# Brush teeth with coconut oil



## HavTastic (Jan 9, 2016)

My puppy has nice pearly white teeth since she is only 6 months. I would love to keep her teeth this white. I have read that you can brush dogs teeth with coconut oil. Has anyone tried this? If so does it keep teeth clean and white? When you brush with it do you melt it first or just use it hard?


----------



## krandall (Jun 11, 2009)

I have always been told by my vet that it is important to use enzymatic toothpaste for dogs, as it is the enzymes that break down plaque and keep it from building up.


----------



## Heather's (Jun 18, 2012)

I would also only use an enzymatic toothpaste made for dogs. Seems like food would stick to coconut oil which would not be a good.


----------



## davetgabby (Dec 29, 2007)

until the vets come out and endorse it , I wouldn't try it.


----------



## whimsy (Apr 3, 2010)

For Whimsy I use C.E.T Enzymatic Toothpaste for Dogs and Cats. She likes the poultry flavor the best. I get it at the Vet's


----------



## Heather's (Jun 18, 2012)

We use C.E.T. toothpaste here also. I have always bought the vanilla mint, but it has been out of stock for about one year. Our pet hospital finally has the poultry available. Scout and Truffles really like it also. I understand all the flavors will be available soon.


----------



## MarinaGirl (Mar 25, 2012)

I put a little coconut oil in Emmie's food but not because I think it will help her teeth. I use SENTRY Petrodex Enzymatic Toothpaste for her dental hygiene, peanut flavor.


----------



## krandall (Jun 11, 2009)

I've used C.E.T. And Petrodex. All my guys seem to like all the flavors.


----------



## HavTastic (Jan 9, 2016)

Thanks for letting me know about enzyme toothpaste. The one I bought doesn't have it.


----------



## patsan (May 22, 2016)

Since his dental, I use coconut oil for my dogs teeth. It's great stuff!


----------
□ □ □ □ □
Activity:
According to the coconut-oil tooth-brushing thread, why does krandall's vet consider enzymatic toothpaste important for dogs? Answer in one to three sentences.
□ □ □ □ □
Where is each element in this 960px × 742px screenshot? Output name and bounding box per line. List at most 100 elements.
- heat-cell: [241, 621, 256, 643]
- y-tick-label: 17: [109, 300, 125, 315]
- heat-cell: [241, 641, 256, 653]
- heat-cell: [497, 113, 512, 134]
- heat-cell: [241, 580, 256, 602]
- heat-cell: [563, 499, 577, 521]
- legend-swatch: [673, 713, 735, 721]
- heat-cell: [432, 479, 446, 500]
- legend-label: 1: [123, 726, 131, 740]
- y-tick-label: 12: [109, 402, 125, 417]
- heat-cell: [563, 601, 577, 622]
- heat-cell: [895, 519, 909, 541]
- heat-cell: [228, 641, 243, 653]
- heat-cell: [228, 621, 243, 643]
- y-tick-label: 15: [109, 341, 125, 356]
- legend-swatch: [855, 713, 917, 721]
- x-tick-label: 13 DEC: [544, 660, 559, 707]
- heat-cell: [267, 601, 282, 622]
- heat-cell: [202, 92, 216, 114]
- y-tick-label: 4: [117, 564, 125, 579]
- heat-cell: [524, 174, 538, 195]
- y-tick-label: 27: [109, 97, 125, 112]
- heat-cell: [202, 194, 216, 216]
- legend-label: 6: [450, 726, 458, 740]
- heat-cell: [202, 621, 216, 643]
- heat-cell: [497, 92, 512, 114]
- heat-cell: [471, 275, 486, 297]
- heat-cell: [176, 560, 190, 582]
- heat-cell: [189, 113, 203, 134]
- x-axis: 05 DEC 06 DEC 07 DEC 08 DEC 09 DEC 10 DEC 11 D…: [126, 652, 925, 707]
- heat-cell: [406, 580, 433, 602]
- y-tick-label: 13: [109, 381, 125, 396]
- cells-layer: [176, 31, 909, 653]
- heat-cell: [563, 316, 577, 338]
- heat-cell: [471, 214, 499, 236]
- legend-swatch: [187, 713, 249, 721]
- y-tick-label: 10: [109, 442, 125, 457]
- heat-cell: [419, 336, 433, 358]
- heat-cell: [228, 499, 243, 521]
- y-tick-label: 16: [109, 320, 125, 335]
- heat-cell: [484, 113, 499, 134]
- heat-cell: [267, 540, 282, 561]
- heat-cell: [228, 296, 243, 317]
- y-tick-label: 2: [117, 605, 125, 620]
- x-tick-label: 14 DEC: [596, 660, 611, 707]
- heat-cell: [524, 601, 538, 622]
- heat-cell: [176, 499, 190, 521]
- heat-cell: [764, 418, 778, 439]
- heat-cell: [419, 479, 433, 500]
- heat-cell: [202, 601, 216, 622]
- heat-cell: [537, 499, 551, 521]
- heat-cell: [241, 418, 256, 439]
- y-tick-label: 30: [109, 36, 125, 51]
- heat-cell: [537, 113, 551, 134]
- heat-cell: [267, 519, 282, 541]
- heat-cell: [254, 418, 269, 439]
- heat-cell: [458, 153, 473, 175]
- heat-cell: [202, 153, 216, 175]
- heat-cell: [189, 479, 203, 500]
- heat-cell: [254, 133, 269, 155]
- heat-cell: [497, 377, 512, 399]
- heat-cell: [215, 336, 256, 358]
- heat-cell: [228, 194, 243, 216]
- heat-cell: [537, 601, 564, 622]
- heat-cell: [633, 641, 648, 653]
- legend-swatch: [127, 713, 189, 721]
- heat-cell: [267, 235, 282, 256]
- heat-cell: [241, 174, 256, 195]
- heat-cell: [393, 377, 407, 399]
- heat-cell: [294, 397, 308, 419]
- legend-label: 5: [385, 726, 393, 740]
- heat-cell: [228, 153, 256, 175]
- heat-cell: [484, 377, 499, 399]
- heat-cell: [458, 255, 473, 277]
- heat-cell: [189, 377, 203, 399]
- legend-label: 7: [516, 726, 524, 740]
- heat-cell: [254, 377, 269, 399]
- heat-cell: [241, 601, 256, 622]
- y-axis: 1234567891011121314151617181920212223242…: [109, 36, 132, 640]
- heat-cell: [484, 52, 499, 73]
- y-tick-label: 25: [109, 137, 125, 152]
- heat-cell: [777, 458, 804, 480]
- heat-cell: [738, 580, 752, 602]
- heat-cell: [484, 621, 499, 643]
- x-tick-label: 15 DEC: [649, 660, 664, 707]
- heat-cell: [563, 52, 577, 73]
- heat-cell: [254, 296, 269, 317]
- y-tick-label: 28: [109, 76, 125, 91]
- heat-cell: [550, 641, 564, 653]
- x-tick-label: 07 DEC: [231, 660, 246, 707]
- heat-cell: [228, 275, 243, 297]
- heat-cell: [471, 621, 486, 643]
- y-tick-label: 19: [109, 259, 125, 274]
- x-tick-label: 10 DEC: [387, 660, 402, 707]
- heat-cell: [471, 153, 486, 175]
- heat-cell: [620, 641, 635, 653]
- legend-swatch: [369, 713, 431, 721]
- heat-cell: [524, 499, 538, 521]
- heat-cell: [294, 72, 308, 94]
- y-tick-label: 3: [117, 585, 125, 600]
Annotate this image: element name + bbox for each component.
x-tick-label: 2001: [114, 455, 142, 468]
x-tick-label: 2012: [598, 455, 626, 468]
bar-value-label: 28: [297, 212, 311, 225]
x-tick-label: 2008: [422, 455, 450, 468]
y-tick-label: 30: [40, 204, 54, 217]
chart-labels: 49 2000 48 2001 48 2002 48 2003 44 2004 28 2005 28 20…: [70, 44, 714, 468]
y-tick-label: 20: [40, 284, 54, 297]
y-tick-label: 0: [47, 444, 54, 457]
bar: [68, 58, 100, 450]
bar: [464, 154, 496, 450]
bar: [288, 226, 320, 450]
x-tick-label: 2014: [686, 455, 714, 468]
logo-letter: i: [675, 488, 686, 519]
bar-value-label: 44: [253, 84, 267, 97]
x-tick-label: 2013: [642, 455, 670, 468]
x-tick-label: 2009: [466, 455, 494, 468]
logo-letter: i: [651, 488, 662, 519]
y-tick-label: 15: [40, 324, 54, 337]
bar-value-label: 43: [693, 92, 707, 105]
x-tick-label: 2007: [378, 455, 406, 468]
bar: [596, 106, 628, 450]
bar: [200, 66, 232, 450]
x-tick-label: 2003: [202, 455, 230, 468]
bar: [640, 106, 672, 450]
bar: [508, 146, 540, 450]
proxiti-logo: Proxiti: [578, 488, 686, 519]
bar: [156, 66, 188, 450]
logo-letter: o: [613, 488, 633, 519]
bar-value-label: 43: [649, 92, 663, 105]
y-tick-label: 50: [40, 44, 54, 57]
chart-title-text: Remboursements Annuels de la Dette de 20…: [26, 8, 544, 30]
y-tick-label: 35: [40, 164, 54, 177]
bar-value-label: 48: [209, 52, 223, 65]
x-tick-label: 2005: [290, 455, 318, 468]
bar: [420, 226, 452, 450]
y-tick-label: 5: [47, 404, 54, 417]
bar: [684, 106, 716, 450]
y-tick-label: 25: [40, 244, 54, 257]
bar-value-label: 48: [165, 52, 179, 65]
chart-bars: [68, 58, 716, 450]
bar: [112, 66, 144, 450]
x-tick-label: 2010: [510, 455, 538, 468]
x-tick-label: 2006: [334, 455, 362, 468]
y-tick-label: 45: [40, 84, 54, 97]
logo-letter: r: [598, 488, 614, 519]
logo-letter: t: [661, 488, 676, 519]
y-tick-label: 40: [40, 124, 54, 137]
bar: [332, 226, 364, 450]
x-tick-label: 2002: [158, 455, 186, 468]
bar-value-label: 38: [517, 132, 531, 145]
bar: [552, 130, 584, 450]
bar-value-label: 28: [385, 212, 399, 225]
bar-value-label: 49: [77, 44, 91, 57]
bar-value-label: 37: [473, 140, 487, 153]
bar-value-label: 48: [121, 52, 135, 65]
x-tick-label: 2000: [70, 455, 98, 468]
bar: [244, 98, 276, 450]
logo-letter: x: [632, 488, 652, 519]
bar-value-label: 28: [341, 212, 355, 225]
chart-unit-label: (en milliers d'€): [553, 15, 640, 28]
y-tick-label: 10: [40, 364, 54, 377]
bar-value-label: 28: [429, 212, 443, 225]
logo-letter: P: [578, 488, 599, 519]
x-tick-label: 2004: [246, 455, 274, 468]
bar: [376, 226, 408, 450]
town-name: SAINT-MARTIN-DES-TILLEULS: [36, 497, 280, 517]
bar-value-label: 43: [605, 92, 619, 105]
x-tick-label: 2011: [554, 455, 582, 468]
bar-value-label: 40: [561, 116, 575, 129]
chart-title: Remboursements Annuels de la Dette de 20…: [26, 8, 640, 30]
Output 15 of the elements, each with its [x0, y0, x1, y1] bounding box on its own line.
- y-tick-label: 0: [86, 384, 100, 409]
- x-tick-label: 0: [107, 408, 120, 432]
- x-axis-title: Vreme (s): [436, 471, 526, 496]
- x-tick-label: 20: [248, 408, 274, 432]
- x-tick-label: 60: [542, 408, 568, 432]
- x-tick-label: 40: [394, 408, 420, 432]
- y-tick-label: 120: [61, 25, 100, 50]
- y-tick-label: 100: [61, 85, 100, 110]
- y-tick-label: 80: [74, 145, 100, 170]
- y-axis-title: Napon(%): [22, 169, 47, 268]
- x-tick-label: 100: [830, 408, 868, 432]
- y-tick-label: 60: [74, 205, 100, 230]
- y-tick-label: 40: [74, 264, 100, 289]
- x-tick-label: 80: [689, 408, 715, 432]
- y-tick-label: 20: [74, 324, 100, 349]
□ □ □ □ □
Answer for this exercise:
The vet says the enzymes in the toothpaste are what break down plaque and keep it from building up.